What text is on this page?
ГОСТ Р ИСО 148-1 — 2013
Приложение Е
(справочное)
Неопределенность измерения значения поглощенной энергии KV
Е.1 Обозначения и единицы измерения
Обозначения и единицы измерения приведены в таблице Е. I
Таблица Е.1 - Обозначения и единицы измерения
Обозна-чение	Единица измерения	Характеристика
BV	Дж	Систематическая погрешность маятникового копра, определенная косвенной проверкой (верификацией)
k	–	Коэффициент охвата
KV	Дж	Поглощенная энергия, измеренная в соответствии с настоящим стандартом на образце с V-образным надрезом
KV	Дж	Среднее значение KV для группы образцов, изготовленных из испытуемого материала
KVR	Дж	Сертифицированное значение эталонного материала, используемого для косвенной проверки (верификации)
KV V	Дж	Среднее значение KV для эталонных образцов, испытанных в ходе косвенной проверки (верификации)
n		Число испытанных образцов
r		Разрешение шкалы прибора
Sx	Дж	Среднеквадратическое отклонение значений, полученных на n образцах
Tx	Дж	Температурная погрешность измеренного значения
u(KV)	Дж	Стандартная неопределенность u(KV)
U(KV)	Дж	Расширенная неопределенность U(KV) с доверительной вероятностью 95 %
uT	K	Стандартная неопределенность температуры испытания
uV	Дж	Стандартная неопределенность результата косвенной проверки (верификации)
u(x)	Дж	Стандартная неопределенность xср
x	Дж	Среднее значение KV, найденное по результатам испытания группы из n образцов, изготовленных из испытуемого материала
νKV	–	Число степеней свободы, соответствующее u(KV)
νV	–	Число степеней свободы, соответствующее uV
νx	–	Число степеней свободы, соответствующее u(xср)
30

» **Work to complete**
Copy the material above, line for line.

» **Answer to the problem**
What text is on this page?
ГОСТ Р ИСО 148-1 — 2013
Приложение Е
(справочное)
Неопределенность измерения значения поглощенной энергии KV
Е.1 Обозначения и единицы измерения
Обозначения и единицы измерения приведены в таблице Е. I
Таблица Е.1 - Обозначения и единицы измерения
Обозна-чение	Единица измерения	Характеристика
BV	Дж	Систематическая погрешность маятникового копра, определенная косвенной проверкой (верификацией)
k	–	Коэффициент охвата
KV	Дж	Поглощенная энергия, измеренная в соответствии с настоящим стандартом на образце с V-образным надрезом
KV	Дж	Среднее значение KV для группы образцов, изготовленных из испытуемого материала
KVR	Дж	Сертифицированное значение эталонного материала, используемого для косвенной проверки (верификации)
KV V	Дж	Среднее значение KV для эталонных образцов, испытанных в ходе косвенной проверки (верификации)
n		Число испытанных образцов
r		Разрешение шкалы прибора
Sx	Дж	Среднеквадратическое отклонение значений, полученных на n образцах
Tx	Дж	Температурная погрешность измеренного значения
u(KV)	Дж	Стандартная неопределенность u(KV)
U(KV)	Дж	Расширенная неопределенность U(KV) с доверительной вероятностью 95 %
uT	K	Стандартная неопределенность температуры испытания
uV	Дж	Стандартная неопределенность результата косвенной проверки (верификации)
u(x)	Дж	Стандартная неопределенность xср
x	Дж	Среднее значение KV, найденное по результатам испытания группы из n образцов, изготовленных из испытуемого материала
νKV	–	Число степеней свободы, соответствующее u(KV)
νV	–	Число степеней свободы, соответствующее uV
νx	–	Число степеней свободы, соответствующее u(xср)
30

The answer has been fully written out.